## Short exercise:
Each record below is to be copied word for word, with pictures removed.

Extracts from a graphics dataset:
--------------------------------

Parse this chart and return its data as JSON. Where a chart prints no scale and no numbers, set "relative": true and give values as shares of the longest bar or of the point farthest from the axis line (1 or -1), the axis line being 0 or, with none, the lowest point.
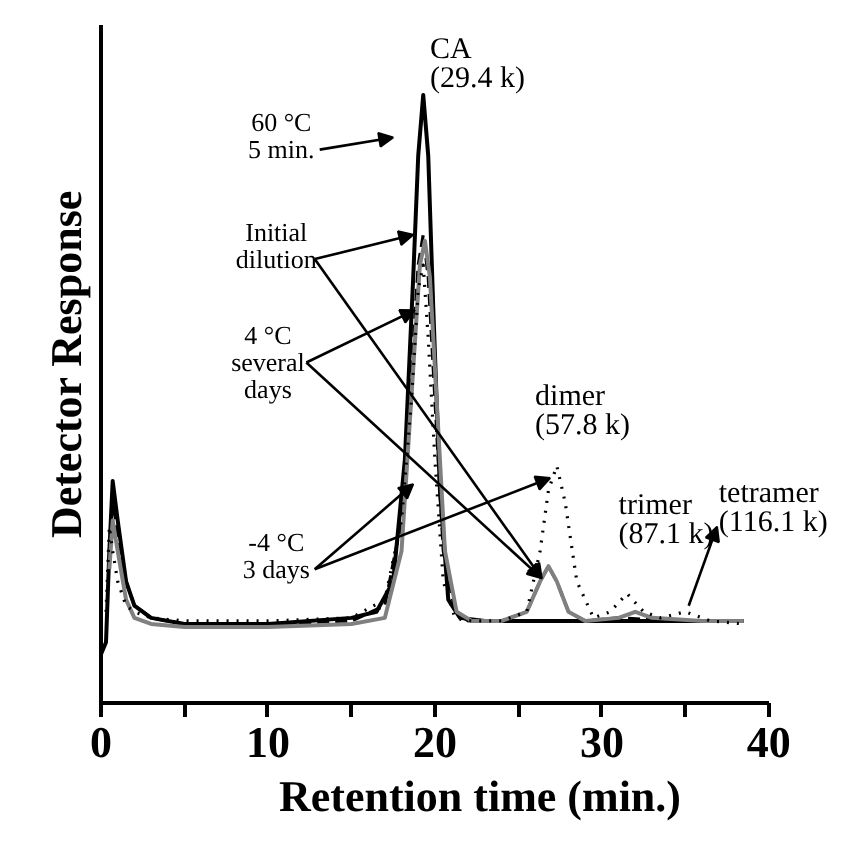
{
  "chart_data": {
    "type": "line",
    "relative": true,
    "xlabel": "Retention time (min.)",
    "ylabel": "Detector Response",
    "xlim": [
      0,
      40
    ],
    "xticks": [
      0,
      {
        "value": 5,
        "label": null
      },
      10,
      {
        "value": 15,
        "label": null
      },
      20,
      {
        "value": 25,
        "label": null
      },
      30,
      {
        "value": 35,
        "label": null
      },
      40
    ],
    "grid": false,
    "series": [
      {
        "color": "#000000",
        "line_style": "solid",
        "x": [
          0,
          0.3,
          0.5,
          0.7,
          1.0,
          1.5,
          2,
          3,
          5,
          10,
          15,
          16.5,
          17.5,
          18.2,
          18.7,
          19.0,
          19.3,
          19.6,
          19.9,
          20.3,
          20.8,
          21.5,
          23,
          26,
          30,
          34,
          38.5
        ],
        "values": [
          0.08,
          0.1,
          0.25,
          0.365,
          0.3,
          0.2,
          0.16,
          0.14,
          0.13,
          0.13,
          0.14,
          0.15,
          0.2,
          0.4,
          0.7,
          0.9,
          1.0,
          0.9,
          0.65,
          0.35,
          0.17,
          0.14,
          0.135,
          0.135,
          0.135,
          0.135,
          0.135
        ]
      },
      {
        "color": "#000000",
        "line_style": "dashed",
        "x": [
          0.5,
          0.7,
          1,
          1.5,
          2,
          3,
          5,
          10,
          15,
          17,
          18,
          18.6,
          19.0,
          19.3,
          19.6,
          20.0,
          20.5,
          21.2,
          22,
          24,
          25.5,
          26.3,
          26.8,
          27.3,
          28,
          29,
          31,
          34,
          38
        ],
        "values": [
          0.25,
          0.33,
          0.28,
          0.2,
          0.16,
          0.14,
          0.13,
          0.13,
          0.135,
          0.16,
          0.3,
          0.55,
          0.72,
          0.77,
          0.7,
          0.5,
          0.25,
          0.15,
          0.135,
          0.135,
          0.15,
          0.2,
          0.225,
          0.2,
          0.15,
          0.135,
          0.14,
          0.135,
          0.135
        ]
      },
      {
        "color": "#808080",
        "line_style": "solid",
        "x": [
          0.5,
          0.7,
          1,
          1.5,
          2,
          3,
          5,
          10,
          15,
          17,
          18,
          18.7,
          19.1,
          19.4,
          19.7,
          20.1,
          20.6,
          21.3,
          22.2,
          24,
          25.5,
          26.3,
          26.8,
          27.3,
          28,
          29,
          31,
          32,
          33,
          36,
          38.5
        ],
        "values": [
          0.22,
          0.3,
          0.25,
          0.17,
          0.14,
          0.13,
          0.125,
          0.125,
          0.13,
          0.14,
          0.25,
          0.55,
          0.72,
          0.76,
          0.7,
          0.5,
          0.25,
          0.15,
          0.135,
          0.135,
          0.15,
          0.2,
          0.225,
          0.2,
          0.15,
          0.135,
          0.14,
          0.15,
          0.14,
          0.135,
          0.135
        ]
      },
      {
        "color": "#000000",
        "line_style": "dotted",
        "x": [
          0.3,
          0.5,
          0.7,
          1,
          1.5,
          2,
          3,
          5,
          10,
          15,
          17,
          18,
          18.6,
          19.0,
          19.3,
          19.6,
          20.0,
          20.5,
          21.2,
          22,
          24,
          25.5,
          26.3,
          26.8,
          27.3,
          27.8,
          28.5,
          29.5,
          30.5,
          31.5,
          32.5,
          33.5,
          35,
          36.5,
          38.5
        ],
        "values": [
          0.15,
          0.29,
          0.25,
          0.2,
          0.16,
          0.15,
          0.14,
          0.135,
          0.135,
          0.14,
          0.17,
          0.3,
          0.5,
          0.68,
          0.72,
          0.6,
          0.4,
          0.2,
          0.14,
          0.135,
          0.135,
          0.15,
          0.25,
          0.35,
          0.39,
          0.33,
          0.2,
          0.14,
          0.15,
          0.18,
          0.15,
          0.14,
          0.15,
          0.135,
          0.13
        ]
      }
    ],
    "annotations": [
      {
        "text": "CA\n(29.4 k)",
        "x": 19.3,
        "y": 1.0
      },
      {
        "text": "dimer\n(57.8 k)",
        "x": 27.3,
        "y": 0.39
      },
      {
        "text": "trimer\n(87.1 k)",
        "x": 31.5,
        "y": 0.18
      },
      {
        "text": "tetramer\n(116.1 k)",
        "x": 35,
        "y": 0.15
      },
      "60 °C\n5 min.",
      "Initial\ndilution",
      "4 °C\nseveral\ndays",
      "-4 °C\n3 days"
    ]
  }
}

--------------------------------

## Result below:
Parse this chart and return its data as JSON. Where a chart prints no scale and no numbers, set "relative": true and give values as shares of the longest bar or of the point farthest from the axis line (1 or -1), the axis line being 0 or, with none, the lowest point.
{
  "chart_data": {
    "type": "line",
    "relative": true,
    "xlabel": "Retention time (min.)",
    "ylabel": "Detector Response",
    "xlim": [
      0,
      40
    ],
    "xticks": [
      0,
      {
        "value": 5,
        "label": null
      },
      10,
      {
        "value": 15,
        "label": null
      },
      20,
      {
        "value": 25,
        "label": null
      },
      30,
      {
        "value": 35,
        "label": null
      },
      40
    ],
    "grid": false,
    "series": [
      {
        "color": "#000000",
        "line_style": "solid",
        "x": [
          0,
          0.3,
          0.5,
          0.7,
          1.0,
          1.5,
          2,
          3,
          5,
          10,
          15,
          16.5,
          17.5,
          18.2,
          18.7,
          19.0,
          19.3,
          19.6,
          19.9,
          20.3,
          20.8,
          21.5,
          23,
          26,
          30,
          34,
          38.5
        ],
        "values": [
          0.08,
          0.1,
          0.25,
          0.365,
          0.3,
          0.2,
          0.16,
          0.14,
          0.13,
          0.13,
          0.14,
          0.15,
          0.2,
          0.4,
          0.7,
          0.9,
          1.0,
          0.9,
          0.65,
          0.35,
          0.17,
          0.14,
          0.135,
          0.135,
          0.135,
          0.135,
          0.135
        ]
      },
      {
        "color": "#000000",
        "line_style": "dashed",
        "x": [
          0.5,
          0.7,
          1,
          1.5,
          2,
          3,
          5,
          10,
          15,
          17,
          18,
          18.6,
          19.0,
          19.3,
          19.6,
          20.0,
          20.5,
          21.2,
          22,
          24,
          25.5,
          26.3,
          26.8,
          27.3,
          28,
          29,
          31,
          34,
          38
        ],
        "values": [
          0.25,
          0.33,
          0.28,
          0.2,
          0.16,
          0.14,
          0.13,
          0.13,
          0.135,
          0.16,
          0.3,
          0.55,
          0.72,
          0.77,
          0.7,
          0.5,
          0.25,
          0.15,
          0.135,
          0.135,
          0.15,
          0.2,
          0.225,
          0.2,
          0.15,
          0.135,
          0.14,
          0.135,
          0.135
        ]
      },
      {
        "color": "#808080",
        "line_style": "solid",
        "x": [
          0.5,
          0.7,
          1,
          1.5,
          2,
          3,
          5,
          10,
          15,
          17,
          18,
          18.7,
          19.1,
          19.4,
          19.7,
          20.1,
          20.6,
          21.3,
          22.2,
          24,
          25.5,
          26.3,
          26.8,
          27.3,
          28,
          29,
          31,
          32,
          33,
          36,
          38.5
        ],
        "values": [
          0.22,
          0.3,
          0.25,
          0.17,
          0.14,
          0.13,
          0.125,
          0.125,
          0.13,
          0.14,
          0.25,
          0.55,
          0.72,
          0.76,
          0.7,
          0.5,
          0.25,
          0.15,
          0.135,
          0.135,
          0.15,
          0.2,
          0.225,
          0.2,
          0.15,
          0.135,
          0.14,
          0.15,
          0.14,
          0.135,
          0.135
        ]
      },
      {
        "color": "#000000",
        "line_style": "dotted",
        "x": [
          0.3,
          0.5,
          0.7,
          1,
          1.5,
          2,
          3,
          5,
          10,
          15,
          17,
          18,
          18.6,
          19.0,
          19.3,
          19.6,
          20.0,
          20.5,
          21.2,
          22,
          24,
          25.5,
          26.3,
          26.8,
          27.3,
          27.8,
          28.5,
          29.5,
          30.5,
          31.5,
          32.5,
          33.5,
          35,
          36.5,
          38.5
        ],
        "values": [
          0.15,
          0.29,
          0.25,
          0.2,
          0.16,
          0.15,
          0.14,
          0.135,
          0.135,
          0.14,
          0.17,
          0.3,
          0.5,
          0.68,
          0.72,
          0.6,
          0.4,
          0.2,
          0.14,
          0.135,
          0.135,
          0.15,
          0.25,
          0.35,
          0.39,
          0.33,
          0.2,
          0.14,
          0.15,
          0.18,
          0.15,
          0.14,
          0.15,
          0.135,
          0.13
        ]
      }
    ],
    "annotations": [
      {
        "text": "CA\n(29.4 k)",
        "x": 19.3,
        "y": 1.0
      },
      {
        "text": "dimer\n(57.8 k)",
        "x": 27.3,
        "y": 0.39
      },
      {
        "text": "trimer\n(87.1 k)",
        "x": 31.5,
        "y": 0.18
      },
      {
        "text": "tetramer\n(116.1 k)",
        "x": 35,
        "y": 0.15
      },
      "60 °C\n5 min.",
      "Initial\ndilution",
      "4 °C\nseveral\ndays",
      "-4 °C\n3 days"
    ]
  }
}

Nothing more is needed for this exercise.